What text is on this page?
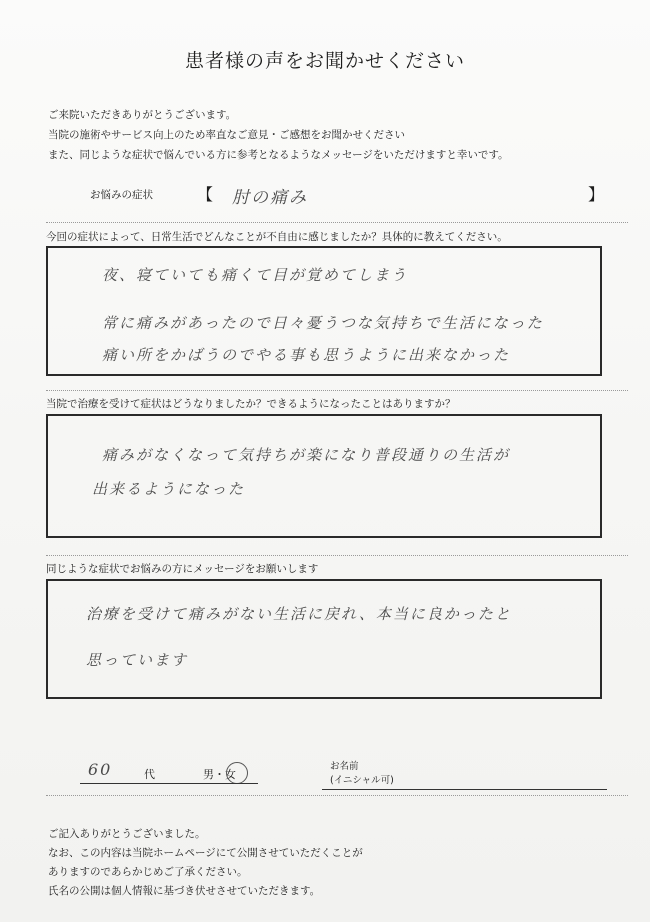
患者様の声をお聞かせください
ご来院いただきありがとうございます。
当院の施術やサービス向上のため率直なご意見・ご感想をお聞かせください
また、同じような症状で悩んでいる方に参考となるようなメッセージをいただけますと幸いです。
お悩みの症状	【 肘の痛み	】
今回の症状によって、日常生活でどんなことが不自由に感じましたか？具体的に教えてください。
夜、寝ていても痛くて目が覚めてしまう
常に痛みがあったので日々憂うつな気持ちで生活になった
痛い所をかばうのでやる事も思うように出来なかった
当院で治療を受けて症状はどうなりましたか？できるようになったことはありますか？
痛みがなくなって気持ちが楽になり普段通りの生活が
出来るようになった
同じような症状でお悩みの方にメッセージをお願いします
治療を受けて痛みがない生活に戻れ、本当に良かったと
思っています
60	代	男・女
お名前
(イニシャル可)
ご記入ありがとうございました。
なお、この内容は当院ホームページにて公開させていただくことが
ありますのであらかじめご了承ください。
氏名の公開は個人情報に基づき伏せさせていただきます。
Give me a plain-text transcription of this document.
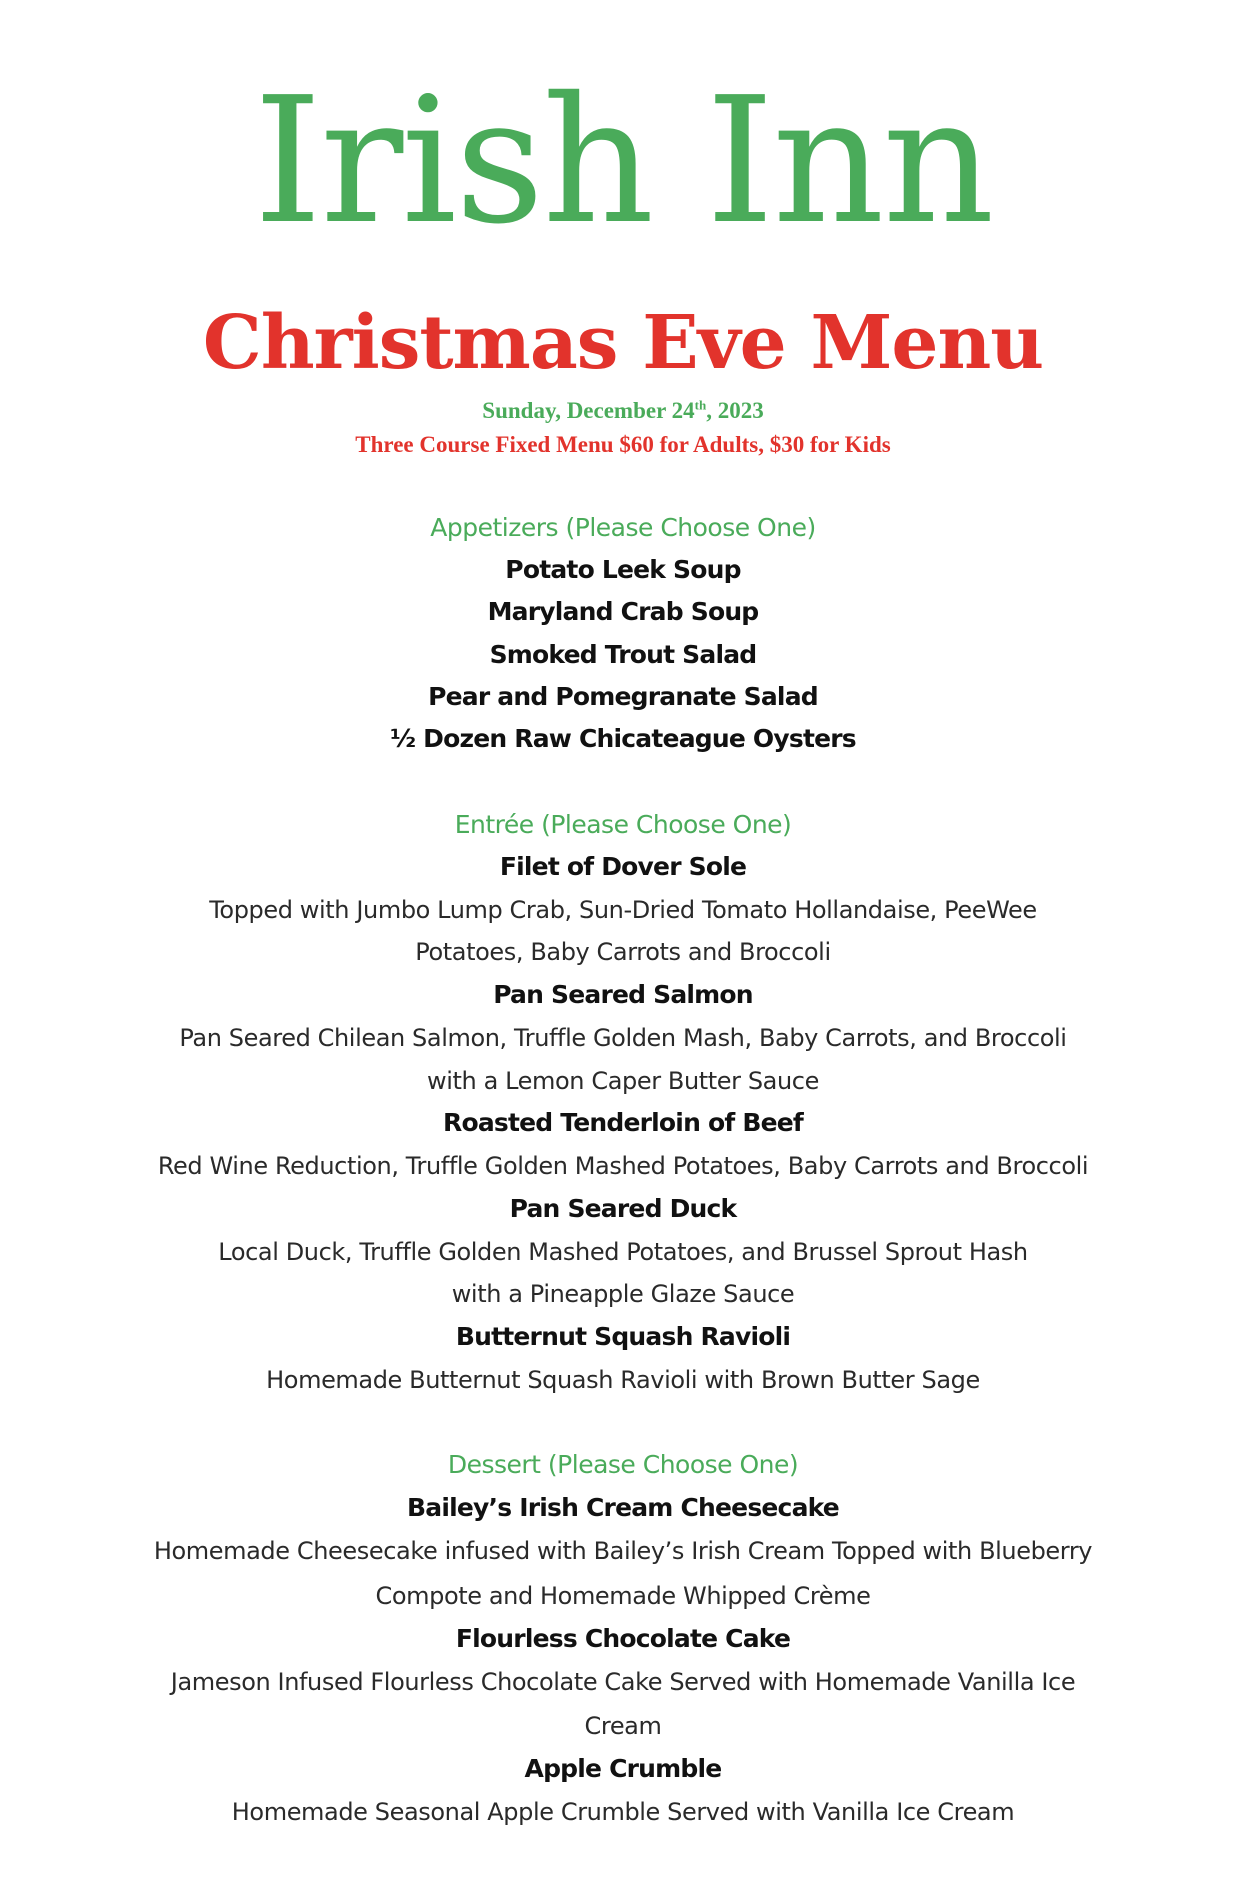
Irish Inn
Christmas Eve Menu
Sunday, December 24th, 2023
Three Course Fixed Menu $60 for Adults, $30 for Kids
Appetizers (Please Choose One)
Potato Leek Soup
Maryland Crab Soup
Smoked Trout Salad
Pear and Pomegranate Salad
½ Dozen Raw Chicateague Oysters
Entrée (Please Choose One)
Filet of Dover Sole
Topped with Jumbo Lump Crab, Sun-Dried Tomato Hollandaise, PeeWee
Potatoes, Baby Carrots and Broccoli
Pan Seared Salmon
Pan Seared Chilean Salmon, Truffle Golden Mash, Baby Carrots, and Broccoli
with a Lemon Caper Butter Sauce
Roasted Tenderloin of Beef
Red Wine Reduction, Truffle Golden Mashed Potatoes, Baby Carrots and Broccoli
Pan Seared Duck
Local Duck, Truffle Golden Mashed Potatoes, and Brussel Sprout Hash
with a Pineapple Glaze Sauce
Butternut Squash Ravioli
Homemade Butternut Squash Ravioli with Brown Butter Sage
Dessert (Please Choose One)
Bailey’s Irish Cream Cheesecake
Homemade Cheesecake infused with Bailey’s Irish Cream Topped with Blueberry
Compote and Homemade Whipped Crème
Flourless Chocolate Cake
Jameson Infused Flourless Chocolate Cake Served with Homemade Vanilla Ice
Cream
Apple Crumble
Homemade Seasonal Apple Crumble Served with Vanilla Ice Cream
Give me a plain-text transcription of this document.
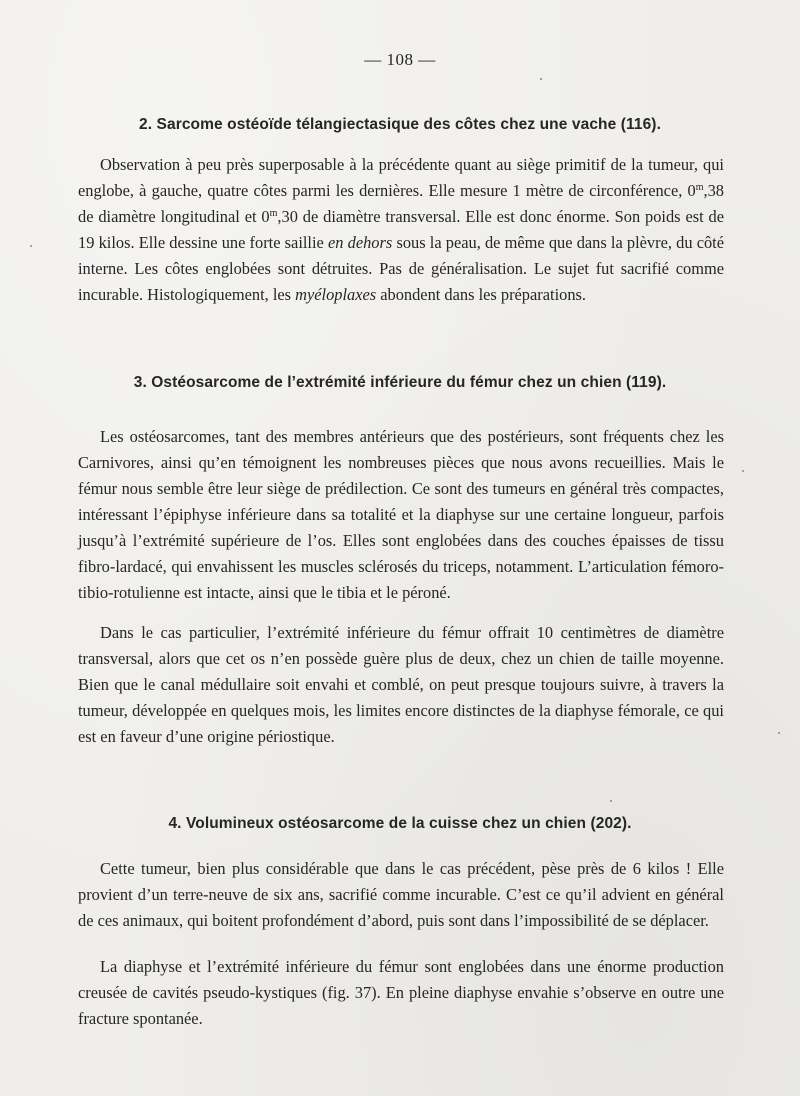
— 108 —
2. Sarcome ostéoïde télangiectasique des côtes chez une vache (116).

Observation à peu près superposable à la précédente quant au siège primitif de la tumeur, qui englobe, à gauche, quatre côtes parmi les dernières. Elle mesure 1 mètre de circonférence, 0$^m$,38 de diamètre longitudinal et 0$^m$,30 de diamètre transversal. Elle est donc énorme. Son poids est de 19 kilos. Elle dessine une forte saillie en dehors sous la peau, de même que dans la plèvre, du côté interne. Les côtes englobées sont détruites. Pas de généralisation. Le sujet fut sacrifié comme incurable. Histologiquement, les myéloplaxes abondent dans les préparations.

3. Ostéosarcome de l’extrémité inférieure du fémur chez un chien (119).

Les ostéosarcomes, tant des membres antérieurs que des postérieurs, sont fréquents chez les Carnivores, ainsi qu’en témoignent les nombreuses pièces que nous avons recueillies. Mais le fémur nous semble être leur siège de prédilection. Ce sont des tumeurs en général très compactes, intéressant l’épiphyse inférieure dans sa totalité et la diaphyse sur une certaine longueur, parfois jusqu’à l’extrémité supérieure de l’os. Elles sont englobées dans des couches épaisses de tissu fibro-lardacé, qui envahissent les muscles sclérosés du triceps, notamment. L’articulation fémoro-tibio-rotulienne est intacte, ainsi que le tibia et le péroné.

Dans le cas particulier, l’extrémité inférieure du fémur offrait 10 centimètres de diamètre transversal, alors que cet os n’en possède guère plus de deux, chez un chien de taille moyenne. Bien que le canal médullaire soit envahi et comblé, on peut presque toujours suivre, à travers la tumeur, développée en quelques mois, les limites encore distinctes de la diaphyse fémorale, ce qui est en faveur d’une origine périostique.

4. Volumineux ostéosarcome de la cuisse chez un chien (202).

Cette tumeur, bien plus considérable que dans le cas précédent, pèse près de 6 kilos ! Elle provient d’un terre-neuve de six ans, sacrifié comme incurable. C’est ce qu’il advient en général de ces animaux, qui boitent profondément d’abord, puis sont dans l’impossibilité de se déplacer.

La diaphyse et l’extrémité inférieure du fémur sont englobées dans une énorme production creusée de cavités pseudo-kystiques (fig. 37). En pleine diaphyse envahie s’observe en outre une fracture spontanée.
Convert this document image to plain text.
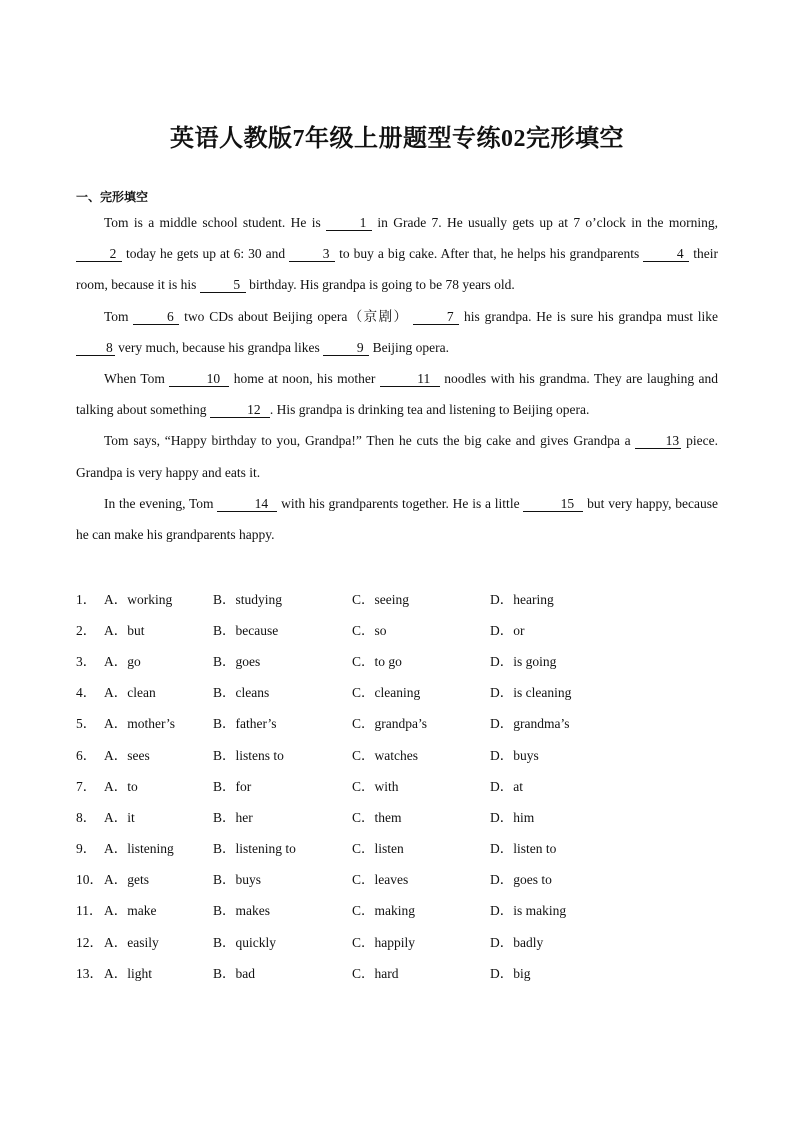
英语人教版7年级上册题型专练02完形填空
一、完形填空

Tom is a middle school student. He is 1 in Grade 7. He usually gets up at 7 o’clock in the morning, 2 today he gets up at 6: 30 and 3 to buy a big cake. After that, he helps his grandparents 4 their room, because it is his 5 birthday. His grandpa is going to be 78 years old.

Tom 6 two CDs about Beijing opera（京剧） 7 his grandpa. He is sure his grandpa must like 8 very much, because his grandpa likes 9 Beijing opera.

When Tom	10 home at noon, his mother	11 noodles with his grandma. They are laughing and talking about something	12 . His grandpa is drinking tea and listening to Beijing opera.

Tom says, “Happy birthday to you, Grandpa!” Then he cuts the big cake and gives Grandpa a 13 piece. Grandpa is very happy and eats it.

In the evening, Tom	14 with his grandparents together. He is a little	15 but very happy, because he can make his grandparents happy.

1． A．working	B．studying	C．seeing	D．hearing
2． A．but	B．because	C．so	D．or
3． A．go	B．goes	C．to go	D．is going
4． A．clean	B．cleans	C．cleaning	D．is cleaning
5． A．mother’s	B．father’s	C．grandpa’s	D．grandma’s
6． A．sees	B．listens to	C．watches	D．buys
7． A．to	B．for	C．with	D．at
8． A．it	B．her	C．them	D．him
9． A．listening	B．listening to	C．listen	D．listen to
10． A．gets	B．buys	C．leaves	D．goes to
11． A．make	B．makes	C．making	D．is making
12． A．easily	B．quickly	C．happily	D．badly
13． A．light	B．bad	C．hard	D．big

## What you have to do
Go through the entries above and output them exactly, without pictures.

## Response
What text is on this page?
患者様の声をお聞かせください
ご来院いただきありがとうございます。
当院の施術やサービス向上のため率直なご意見・ご感想をお聞かせください
また、同じような症状で悩んでいる方に参考となるようなメッセージをいただけますと幸いです。
お悩みの症状	【 肘の痛み	】
今回の症状によって、日常生活でどんなことが不自由に感じましたか？具体的に教えてください。
夜、寝ていても痛くて目が覚めてしまう
常に痛みがあったので日々憂うつな気持ちで生活になった
痛い所をかばうのでやる事も思うように出来なかった
当院で治療を受けて症状はどうなりましたか？できるようになったことはありますか？
痛みがなくなって気持ちが楽になり普段通りの生活が
出来るようになった
同じような症状でお悩みの方にメッセージをお願いします
治療を受けて痛みがない生活に戻れ、本当に良かったと
思っています
60	代	男・女
お名前
(イニシャル可)
ご記入ありがとうございました。
なお、この内容は当院ホームページにて公開させていただくことが
ありますのであらかじめご了承ください。
氏名の公開は個人情報に基づき伏せさせていただきます。
Give me a plain-text transcription of this document.
Irish Inn
Christmas Eve Menu
Sunday, December 24th, 2023
Three Course Fixed Menu $60 for Adults, $30 for Kids
Appetizers (Please Choose One)
Potato Leek Soup
Maryland Crab Soup
Smoked Trout Salad
Pear and Pomegranate Salad
½ Dozen Raw Chicateague Oysters
Entrée (Please Choose One)
Filet of Dover Sole
Topped with Jumbo Lump Crab, Sun-Dried Tomato Hollandaise, PeeWee
Potatoes, Baby Carrots and Broccoli
Pan Seared Salmon
Pan Seared Chilean Salmon, Truffle Golden Mash, Baby Carrots, and Broccoli
with a Lemon Caper Butter Sauce
Roasted Tenderloin of Beef
Red Wine Reduction, Truffle Golden Mashed Potatoes, Baby Carrots and Broccoli
Pan Seared Duck
Local Duck, Truffle Golden Mashed Potatoes, and Brussel Sprout Hash
with a Pineapple Glaze Sauce
Butternut Squash Ravioli
Homemade Butternut Squash Ravioli with Brown Butter Sage
Dessert (Please Choose One)
Bailey’s Irish Cream Cheesecake
Homemade Cheesecake infused with Bailey’s Irish Cream Topped with Blueberry
Compote and Homemade Whipped Crème
Flourless Chocolate Cake
Jameson Infused Flourless Chocolate Cake Served with Homemade Vanilla Ice
Cream
Apple Crumble
Homemade Seasonal Apple Crumble Served with Vanilla Ice Cream
Give me a plain-text transcription of this document.
— 108 —
2. Sarcome ostéoïde télangiectasique des côtes chez une vache (116).

Observation à peu près superposable à la précédente quant au siège primitif de la tumeur, qui englobe, à gauche, quatre côtes parmi les dernières. Elle mesure 1 mètre de circonférence, 0$^m$,38 de diamètre longitudinal et 0$^m$,30 de diamètre transversal. Elle est donc énorme. Son poids est de 19 kilos. Elle dessine une forte saillie en dehors sous la peau, de même que dans la plèvre, du côté interne. Les côtes englobées sont détruites. Pas de généralisation. Le sujet fut sacrifié comme incurable. Histologiquement, les myéloplaxes abondent dans les préparations.

3. Ostéosarcome de l’extrémité inférieure du fémur chez un chien (119).

Les ostéosarcomes, tant des membres antérieurs que des postérieurs, sont fréquents chez les Carnivores, ainsi qu’en témoignent les nombreuses pièces que nous avons recueillies. Mais le fémur nous semble être leur siège de prédilection. Ce sont des tumeurs en général très compactes, intéressant l’épiphyse inférieure dans sa totalité et la diaphyse sur une certaine longueur, parfois jusqu’à l’extrémité supérieure de l’os. Elles sont englobées dans des couches épaisses de tissu fibro-lardacé, qui envahissent les muscles sclérosés du triceps, notamment. L’articulation fémoro-tibio-rotulienne est intacte, ainsi que le tibia et le péroné.

Dans le cas particulier, l’extrémité inférieure du fémur offrait 10 centimètres de diamètre transversal, alors que cet os n’en possède guère plus de deux, chez un chien de taille moyenne. Bien que le canal médullaire soit envahi et comblé, on peut presque toujours suivre, à travers la tumeur, développée en quelques mois, les limites encore distinctes de la diaphyse fémorale, ce qui est en faveur d’une origine périostique.

4. Volumineux ostéosarcome de la cuisse chez un chien (202).

Cette tumeur, bien plus considérable que dans le cas précédent, pèse près de 6 kilos ! Elle provient d’un terre-neuve de six ans, sacrifié comme incurable. C’est ce qu’il advient en général de ces animaux, qui boitent profondément d’abord, puis sont dans l’impossibilité de se déplacer.

La diaphyse et l’extrémité inférieure du fémur sont englobées dans une énorme production creusée de cavités pseudo-kystiques (fig. 37). En pleine diaphyse envahie s’observe en outre une fracture spontanée.
Convert this document image to plain text.
英语人教版7年级上册题型专练02完形填空
一、完形填空

Tom is a middle school student. He is 1 in Grade 7. He usually gets up at 7 o’clock in the morning, 2 today he gets up at 6: 30 and 3 to buy a big cake. After that, he helps his grandparents 4 their room, because it is his 5 birthday. His grandpa is going to be 78 years old.

Tom 6 two CDs about Beijing opera（京剧） 7 his grandpa. He is sure his grandpa must like 8 very much, because his grandpa likes 9 Beijing opera.

When Tom	10 home at noon, his mother	11 noodles with his grandma. They are laughing and talking about something	12 . His grandpa is drinking tea and listening to Beijing opera.

Tom says, “Happy birthday to you, Grandpa!” Then he cuts the big cake and gives Grandpa a 13 piece. Grandpa is very happy and eats it.

In the evening, Tom	14 with his grandparents together. He is a little	15 but very happy, because he can make his grandparents happy.

1． A．working	B．studying	C．seeing	D．hearing
2． A．but	B．because	C．so	D．or
3． A．go	B．goes	C．to go	D．is going
4． A．clean	B．cleans	C．cleaning	D．is cleaning
5． A．mother’s	B．father’s	C．grandpa’s	D．grandma’s
6． A．sees	B．listens to	C．watches	D．buys
7． A．to	B．for	C．with	D．at
8． A．it	B．her	C．them	D．him
9． A．listening	B．listening to	C．listen	D．listen to
10． A．gets	B．buys	C．leaves	D．goes to
11． A．make	B．makes	C．making	D．is making
12． A．easily	B．quickly	C．happily	D．badly
13． A．light	B．bad	C．hard	D．big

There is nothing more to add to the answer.